* [Excerpt provided]:
That's a drag that we've seen for a few quarters and will be now on the base as we go forward. EBITDA at about INR2,000 crores. So Q1 this year was a little under INR2,000 crores, up 80% quarter 1 last year was in ballpark of INR 1,000 crores. Fashion and Lifestyle has been the biggest contributor to this because that's where revenue has come back in some way. Clearly, on better trading conditions, although very constrained relative to the last quarter that we saw, which was quarter 4, but better than the Q1 of last year when The first set of COVID restrictions were imposed.
Electronics has continued to be on momentum done well and on better trading conditions and higher store days has done better this time around. We've continued to remain razor sharp focused given that we are retail business, relatively lower margin business on managing our costs and that's continued to contribute to the resilience of our EBITDA even in times like this as revenue has been pulled up. And the results continue to have a boost from the investment income. This quarter has been about INR550 odd crores. And we've said this in the past The reason it's here is because over a period of time, as we deploy the resources that we've put in into surplus investments in which we're earning this investment income, we expect it to get replaced by EBITDA from really the new streams of business that we invest in.
Store expansion, 123, that number could Well have been over 1,000 this quarter. But like I said, we were constrained. April was pretty much the only month we could really put up a few stores, 700 in the offing and many more at various stages of development. But the larger message I want to leave with you is that the ThrustR1 expansion continues and very strong emphasis around it. Financial summary, quick headlines.
Revenue came in at $38,547 that was 22% on reported numbers basis. EBITDA was up 80% in $1941 and profit after tax was more than double over same time last year at INR 9.62 crores. Of course, sequential results have been impacted by the fact that I just mentioned significant restrictions. I just used 2 data points. We had about 95% of the store network that was operational in quarter 4 relative to like I said 60% between a mix of fully open and partially open.
Footfalls which were 88%, 90% last quarter were close to 45% this quarter. So it gives you a sense that the Sequential results are not strictly comparable. They're not apples to apples in terms of the operating environment. To give you a quick sense of what's gone behind each of these businesses. So consumer electronics on a year on year basis is up 1.8x.
The investment that we made to activate Reliance Digital, which is the digital commerce asset that we have for our electronics business has meant that it has seen the highest ever sales In this quarter, so that's a record on that one and we continue to grow in momentum on that part of business. Lower footfalls for whatever little Amount of time that the store network was open, we did see lower footfalls, but those as has been the case now for a few quarters was partially offset by higher conversions that we are seeing and larger ticket sizes. So across the breadth of our businesses, this is a trend that we are seeing. Clearly, Conversions are at much higher than pre COVID levels and bill value is clearly trending way above averages of pre COVID. This is a business which has invested in hooking up its entire network, runs truly omnichannel, so clearly a seamless experience that you run between offline And online, so the entire omni channel promotions that we ran, the financing tie ups that we have with banks, very compelling offers, exchange offers and Clearly, the strength of partnerships that we have with brand vendors to really be able to launch a range of products provided the boost to sales.

* [Stored data]:
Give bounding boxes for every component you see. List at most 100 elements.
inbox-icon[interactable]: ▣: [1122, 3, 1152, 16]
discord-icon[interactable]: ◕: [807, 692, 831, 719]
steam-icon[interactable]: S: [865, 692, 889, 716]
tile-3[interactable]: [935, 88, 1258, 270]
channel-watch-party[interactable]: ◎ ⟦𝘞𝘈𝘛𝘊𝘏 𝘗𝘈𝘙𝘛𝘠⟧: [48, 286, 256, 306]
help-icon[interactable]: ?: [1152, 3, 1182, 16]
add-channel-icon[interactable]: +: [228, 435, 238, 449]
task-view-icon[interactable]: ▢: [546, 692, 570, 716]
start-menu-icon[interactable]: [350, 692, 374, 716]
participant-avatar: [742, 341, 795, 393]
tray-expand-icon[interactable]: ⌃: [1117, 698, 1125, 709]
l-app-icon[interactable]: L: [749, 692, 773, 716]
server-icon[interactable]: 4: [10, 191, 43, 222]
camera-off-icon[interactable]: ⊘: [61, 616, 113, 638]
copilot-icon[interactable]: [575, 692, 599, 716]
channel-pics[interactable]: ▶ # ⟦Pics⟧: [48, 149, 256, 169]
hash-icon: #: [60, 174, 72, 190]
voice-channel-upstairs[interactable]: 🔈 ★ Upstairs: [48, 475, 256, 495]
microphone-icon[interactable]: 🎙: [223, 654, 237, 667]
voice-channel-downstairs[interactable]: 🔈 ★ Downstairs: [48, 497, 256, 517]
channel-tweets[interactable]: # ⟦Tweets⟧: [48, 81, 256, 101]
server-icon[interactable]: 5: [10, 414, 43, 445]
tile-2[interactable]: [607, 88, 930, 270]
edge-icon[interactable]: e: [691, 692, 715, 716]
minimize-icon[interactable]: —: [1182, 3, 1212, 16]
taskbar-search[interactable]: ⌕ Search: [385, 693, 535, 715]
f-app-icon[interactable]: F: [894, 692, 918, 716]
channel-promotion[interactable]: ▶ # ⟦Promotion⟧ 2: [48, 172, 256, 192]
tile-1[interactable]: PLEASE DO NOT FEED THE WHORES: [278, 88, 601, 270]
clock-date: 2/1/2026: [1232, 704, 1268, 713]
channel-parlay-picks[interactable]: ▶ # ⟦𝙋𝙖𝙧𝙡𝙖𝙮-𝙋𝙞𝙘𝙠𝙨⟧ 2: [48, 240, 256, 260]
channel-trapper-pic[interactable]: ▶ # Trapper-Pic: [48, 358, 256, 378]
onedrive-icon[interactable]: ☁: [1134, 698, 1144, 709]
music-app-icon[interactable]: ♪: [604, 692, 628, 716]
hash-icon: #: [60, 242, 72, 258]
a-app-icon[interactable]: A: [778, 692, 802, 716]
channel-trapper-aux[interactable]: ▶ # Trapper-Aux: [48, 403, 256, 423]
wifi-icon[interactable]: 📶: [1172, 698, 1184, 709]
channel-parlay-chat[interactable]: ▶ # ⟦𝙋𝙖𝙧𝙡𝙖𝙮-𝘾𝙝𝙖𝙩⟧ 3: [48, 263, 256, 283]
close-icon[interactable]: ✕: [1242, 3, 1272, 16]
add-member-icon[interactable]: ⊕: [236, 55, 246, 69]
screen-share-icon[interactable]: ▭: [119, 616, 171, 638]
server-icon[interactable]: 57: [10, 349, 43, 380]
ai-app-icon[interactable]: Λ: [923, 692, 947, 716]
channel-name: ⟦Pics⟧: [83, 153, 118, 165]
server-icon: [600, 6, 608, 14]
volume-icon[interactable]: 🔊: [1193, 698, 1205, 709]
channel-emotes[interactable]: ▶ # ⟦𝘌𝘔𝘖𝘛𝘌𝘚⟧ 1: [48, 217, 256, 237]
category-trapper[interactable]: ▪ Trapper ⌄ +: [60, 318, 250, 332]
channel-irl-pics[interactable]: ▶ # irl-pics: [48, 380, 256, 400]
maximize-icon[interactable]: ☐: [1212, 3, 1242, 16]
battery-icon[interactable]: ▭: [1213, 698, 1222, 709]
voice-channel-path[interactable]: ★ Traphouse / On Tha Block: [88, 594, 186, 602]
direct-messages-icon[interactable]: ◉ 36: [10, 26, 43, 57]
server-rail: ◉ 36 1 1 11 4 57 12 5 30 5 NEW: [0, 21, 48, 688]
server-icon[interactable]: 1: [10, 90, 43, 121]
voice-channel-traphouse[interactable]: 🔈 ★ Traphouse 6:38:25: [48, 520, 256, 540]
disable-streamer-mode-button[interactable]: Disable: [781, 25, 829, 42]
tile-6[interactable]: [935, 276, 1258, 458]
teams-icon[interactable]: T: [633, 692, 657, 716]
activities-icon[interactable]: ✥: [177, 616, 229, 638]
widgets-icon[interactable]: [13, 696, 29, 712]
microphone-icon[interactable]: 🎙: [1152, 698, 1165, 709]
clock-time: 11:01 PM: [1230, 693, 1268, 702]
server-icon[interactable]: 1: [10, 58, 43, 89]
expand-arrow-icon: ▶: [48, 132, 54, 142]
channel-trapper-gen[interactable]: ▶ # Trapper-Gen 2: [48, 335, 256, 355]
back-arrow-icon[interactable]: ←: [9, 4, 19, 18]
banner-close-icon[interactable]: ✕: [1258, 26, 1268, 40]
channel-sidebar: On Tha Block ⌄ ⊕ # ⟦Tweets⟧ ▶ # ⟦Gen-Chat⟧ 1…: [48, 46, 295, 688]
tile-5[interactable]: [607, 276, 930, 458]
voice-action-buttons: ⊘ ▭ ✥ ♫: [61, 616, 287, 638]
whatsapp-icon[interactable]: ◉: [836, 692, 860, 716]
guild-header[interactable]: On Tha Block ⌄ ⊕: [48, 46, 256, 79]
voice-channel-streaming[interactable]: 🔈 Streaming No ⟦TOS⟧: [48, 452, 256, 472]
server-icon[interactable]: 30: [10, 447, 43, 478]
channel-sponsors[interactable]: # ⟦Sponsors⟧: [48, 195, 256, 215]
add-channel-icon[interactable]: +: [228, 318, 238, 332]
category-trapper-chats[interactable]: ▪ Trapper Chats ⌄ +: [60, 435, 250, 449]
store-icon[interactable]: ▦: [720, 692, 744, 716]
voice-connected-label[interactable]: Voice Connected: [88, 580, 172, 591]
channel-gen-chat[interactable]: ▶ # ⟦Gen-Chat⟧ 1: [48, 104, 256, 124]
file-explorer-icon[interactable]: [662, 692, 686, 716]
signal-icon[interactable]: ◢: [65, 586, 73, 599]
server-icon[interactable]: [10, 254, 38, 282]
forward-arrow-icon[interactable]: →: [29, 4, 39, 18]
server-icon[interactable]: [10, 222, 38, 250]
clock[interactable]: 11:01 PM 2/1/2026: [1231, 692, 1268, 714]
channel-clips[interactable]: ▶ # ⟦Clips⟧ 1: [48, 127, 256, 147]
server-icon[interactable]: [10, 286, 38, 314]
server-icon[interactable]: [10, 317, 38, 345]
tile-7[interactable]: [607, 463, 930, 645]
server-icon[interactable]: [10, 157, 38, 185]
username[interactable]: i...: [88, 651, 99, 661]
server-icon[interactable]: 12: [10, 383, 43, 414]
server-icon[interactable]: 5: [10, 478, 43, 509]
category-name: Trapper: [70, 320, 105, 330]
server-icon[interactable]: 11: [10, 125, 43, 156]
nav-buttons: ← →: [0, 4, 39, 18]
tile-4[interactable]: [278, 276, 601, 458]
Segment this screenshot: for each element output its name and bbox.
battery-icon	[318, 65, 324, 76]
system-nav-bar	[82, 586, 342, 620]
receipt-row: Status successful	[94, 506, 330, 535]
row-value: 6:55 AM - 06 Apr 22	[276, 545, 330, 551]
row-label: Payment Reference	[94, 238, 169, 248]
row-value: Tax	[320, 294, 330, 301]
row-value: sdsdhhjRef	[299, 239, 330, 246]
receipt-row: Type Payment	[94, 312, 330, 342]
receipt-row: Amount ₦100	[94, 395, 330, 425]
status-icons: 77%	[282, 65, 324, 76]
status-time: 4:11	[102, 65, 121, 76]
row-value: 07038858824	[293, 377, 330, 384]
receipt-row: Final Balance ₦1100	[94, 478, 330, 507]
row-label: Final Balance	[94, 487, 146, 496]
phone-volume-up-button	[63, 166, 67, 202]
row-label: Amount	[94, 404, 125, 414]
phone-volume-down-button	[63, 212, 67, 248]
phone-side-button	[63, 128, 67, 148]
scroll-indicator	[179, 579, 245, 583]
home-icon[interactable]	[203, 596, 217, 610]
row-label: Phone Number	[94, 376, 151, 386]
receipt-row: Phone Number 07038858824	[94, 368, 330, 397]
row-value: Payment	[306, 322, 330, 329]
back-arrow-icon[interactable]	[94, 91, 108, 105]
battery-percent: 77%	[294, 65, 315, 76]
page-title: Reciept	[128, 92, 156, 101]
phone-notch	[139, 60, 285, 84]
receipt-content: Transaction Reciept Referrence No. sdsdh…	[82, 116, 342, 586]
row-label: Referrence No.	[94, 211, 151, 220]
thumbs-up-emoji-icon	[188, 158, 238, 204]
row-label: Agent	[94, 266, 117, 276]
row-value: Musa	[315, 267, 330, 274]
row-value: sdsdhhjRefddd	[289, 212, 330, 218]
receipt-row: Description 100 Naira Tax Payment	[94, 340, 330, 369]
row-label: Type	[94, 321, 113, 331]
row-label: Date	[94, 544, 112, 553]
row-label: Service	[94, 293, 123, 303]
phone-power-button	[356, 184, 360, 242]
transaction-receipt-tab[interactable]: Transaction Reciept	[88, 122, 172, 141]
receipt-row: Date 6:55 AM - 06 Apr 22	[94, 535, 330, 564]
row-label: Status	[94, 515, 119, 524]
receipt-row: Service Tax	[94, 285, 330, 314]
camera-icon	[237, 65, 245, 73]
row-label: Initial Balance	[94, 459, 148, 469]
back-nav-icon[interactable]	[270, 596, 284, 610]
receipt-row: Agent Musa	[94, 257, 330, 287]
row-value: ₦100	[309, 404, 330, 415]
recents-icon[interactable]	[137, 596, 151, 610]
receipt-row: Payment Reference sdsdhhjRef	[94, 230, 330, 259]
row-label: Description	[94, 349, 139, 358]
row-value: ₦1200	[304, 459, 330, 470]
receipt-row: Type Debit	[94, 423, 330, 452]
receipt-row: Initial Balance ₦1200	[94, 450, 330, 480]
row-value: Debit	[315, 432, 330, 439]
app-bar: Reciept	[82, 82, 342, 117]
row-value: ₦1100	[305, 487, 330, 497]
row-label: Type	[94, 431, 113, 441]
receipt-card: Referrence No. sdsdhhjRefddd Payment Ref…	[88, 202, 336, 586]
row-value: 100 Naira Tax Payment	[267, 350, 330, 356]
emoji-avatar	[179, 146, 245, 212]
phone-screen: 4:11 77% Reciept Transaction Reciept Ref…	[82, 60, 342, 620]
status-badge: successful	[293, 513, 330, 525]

* [Exercise]:
Retype the passage from the earnings call excerpt starting at "Revenue came in" and ending at "and partially open.".

* [Exercise response]:
Revenue came in at $38,547 that was 22% on reported numbers basis. EBITDA was up 80% in $1941 and profit after tax was more than double over same time last year at INR 9.62 crores. Of course, sequential results have been impacted by the fact that I just mentioned significant restrictions. I just used 2 data points. We had about 95% of the store network that was operational in quarter 4 relative to like I said 60% between a mix of fully open and partially open.